▸ **Data to process**:
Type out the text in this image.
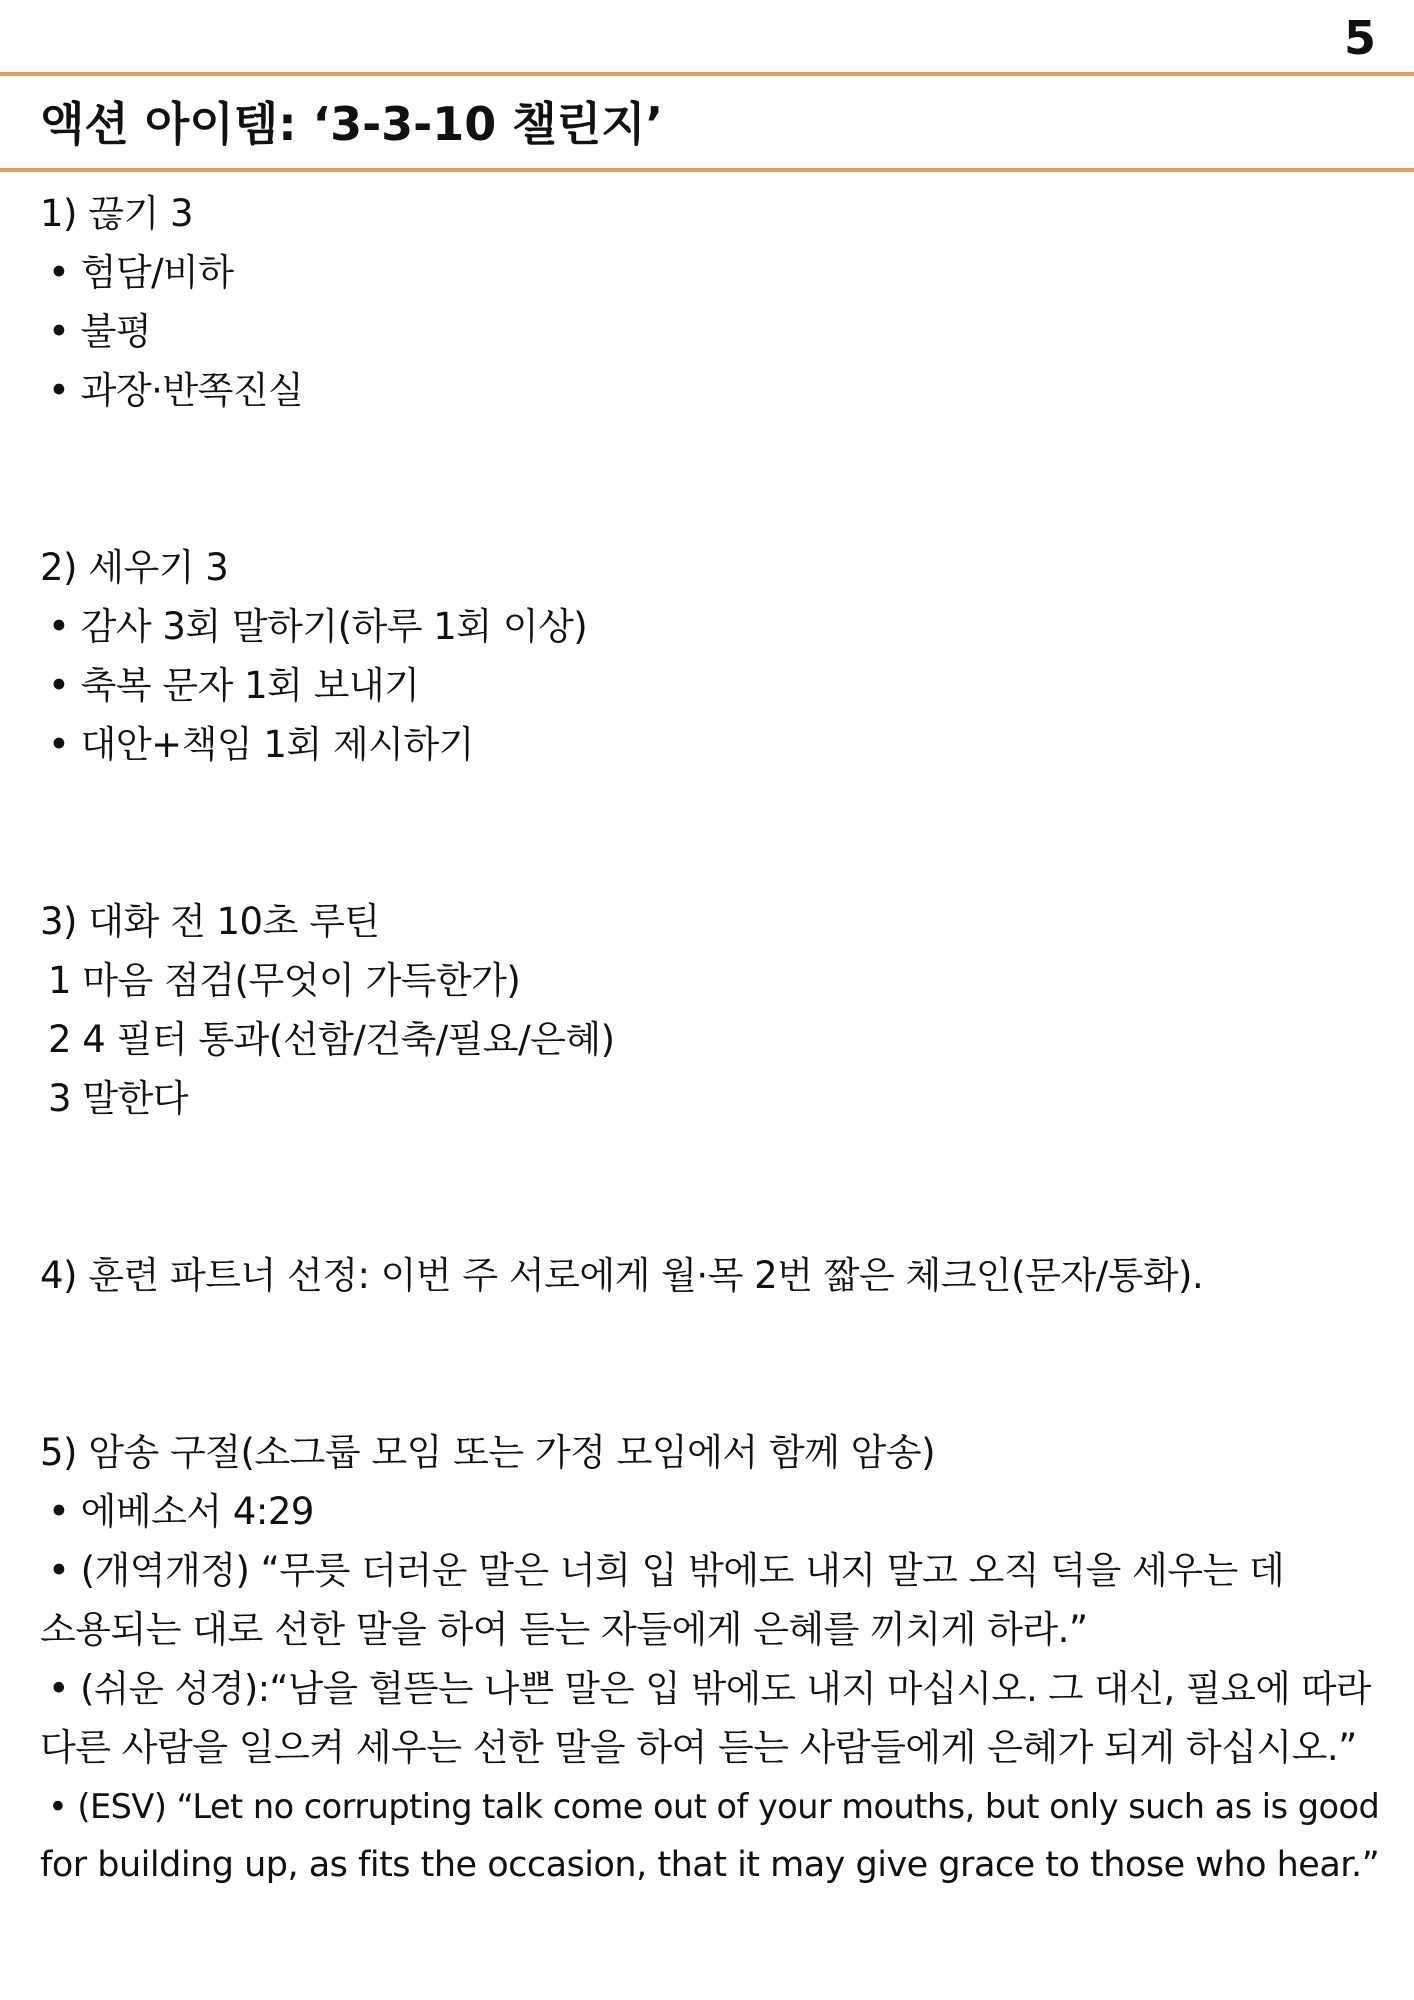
5
액션 아이템: ‘3-3-10 챌린지’
1) 끊기 3
• 험담/비하
• 불평
• 과장·반쪽진실
2) 세우기 3
• 감사 3회 말하기(하루 1회 이상)
• 축복 문자 1회 보내기
• 대안+책임 1회 제시하기
3) 대화 전 10초 루틴
1 마음 점검(무엇이 가득한가)
2 4 필터 통과(선함/건축/필요/은혜)
3 말한다
4) 훈련 파트너 선정: 이번 주 서로에게 월·목 2번 짧은 체크인(문자/통화).
5) 암송 구절(소그룹 모임 또는 가정 모임에서 함께 암송)
• 에베소서 4:29
• (개역개정) “무릇 더러운 말은 너희 입 밖에도 내지 말고 오직 덕을 세우는 데
소용되는 대로 선한 말을 하여 듣는 자들에게 은혜를 끼치게 하라.”
• (쉬운 성경):“남을 헐뜯는 나쁜 말은 입 밖에도 내지 마십시오. 그 대신, 필요에 따라
다른 사람을 일으켜 세우는 선한 말을 하여 듣는 사람들에게 은혜가 되게 하십시오.”
• (ESV) “Let no corrupting talk come out of your mouths, but only such as is good
for building up, as fits the occasion, that it may give grace to those who hear.”
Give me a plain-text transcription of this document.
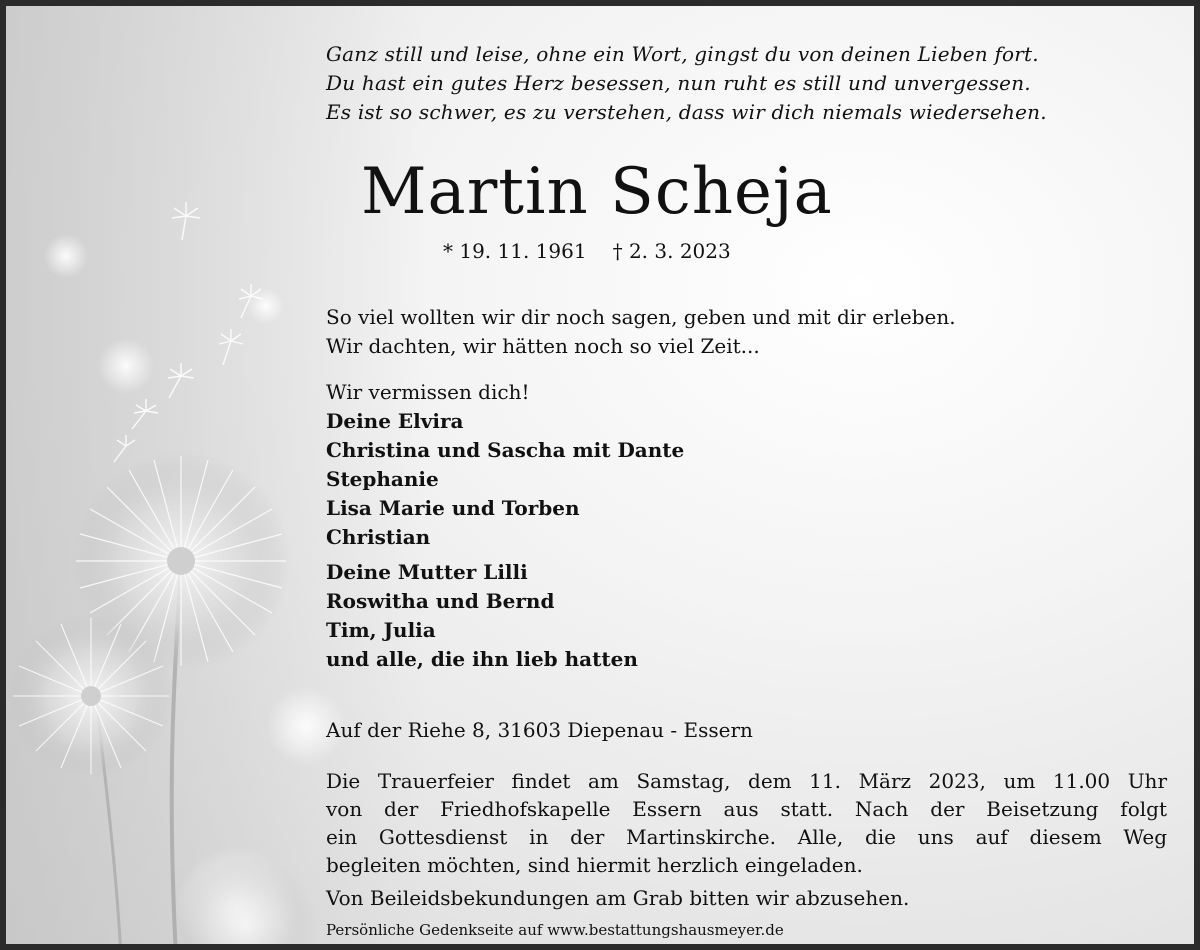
Ganz still und leise, ohne ein Wort, gingst du von deinen Lieben fort.
Du hast ein gutes Herz besessen, nun ruht es still und unvergessen.
Es ist so schwer, es zu verstehen, dass wir dich niemals wiedersehen.
Martin Scheja
* 19. 11. 1961 † 2. 3. 2023
So viel wollten wir dir noch sagen, geben und mit dir erleben.
Wir dachten, wir hätten noch so viel Zeit...
Wir vermissen dich!
Deine Elvira
Christina und Sascha mit Dante
Stephanie
Lisa Marie und Torben
Christian
Deine Mutter Lilli
Roswitha und Bernd
Tim, Julia
und alle, die ihn lieb hatten
Auf der Riehe 8, 31603 Diepenau - Essern
Die Trauerfeier findet am Samstag, dem 11. März 2023, um 11.00 Uhr
von der Friedhofskapelle Essern aus statt. Nach der Beisetzung folgt
ein Gottesdienst in der Martinskirche. Alle, die uns auf diesem Weg
begleiten möchten, sind hiermit herzlich eingeladen.
Von Beileidsbekundungen am Grab bitten wir abzusehen.
Persönliche Gedenkseite auf www.bestattungshausmeyer.de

▸ **What needs to be done**: Pull every line containing "viel" from the material above.

▸ **Result for this exercise**:
So viel wollten wir dir noch sagen, geben und mit dir erleben.
Wir dachten, wir hätten noch so viel Zeit...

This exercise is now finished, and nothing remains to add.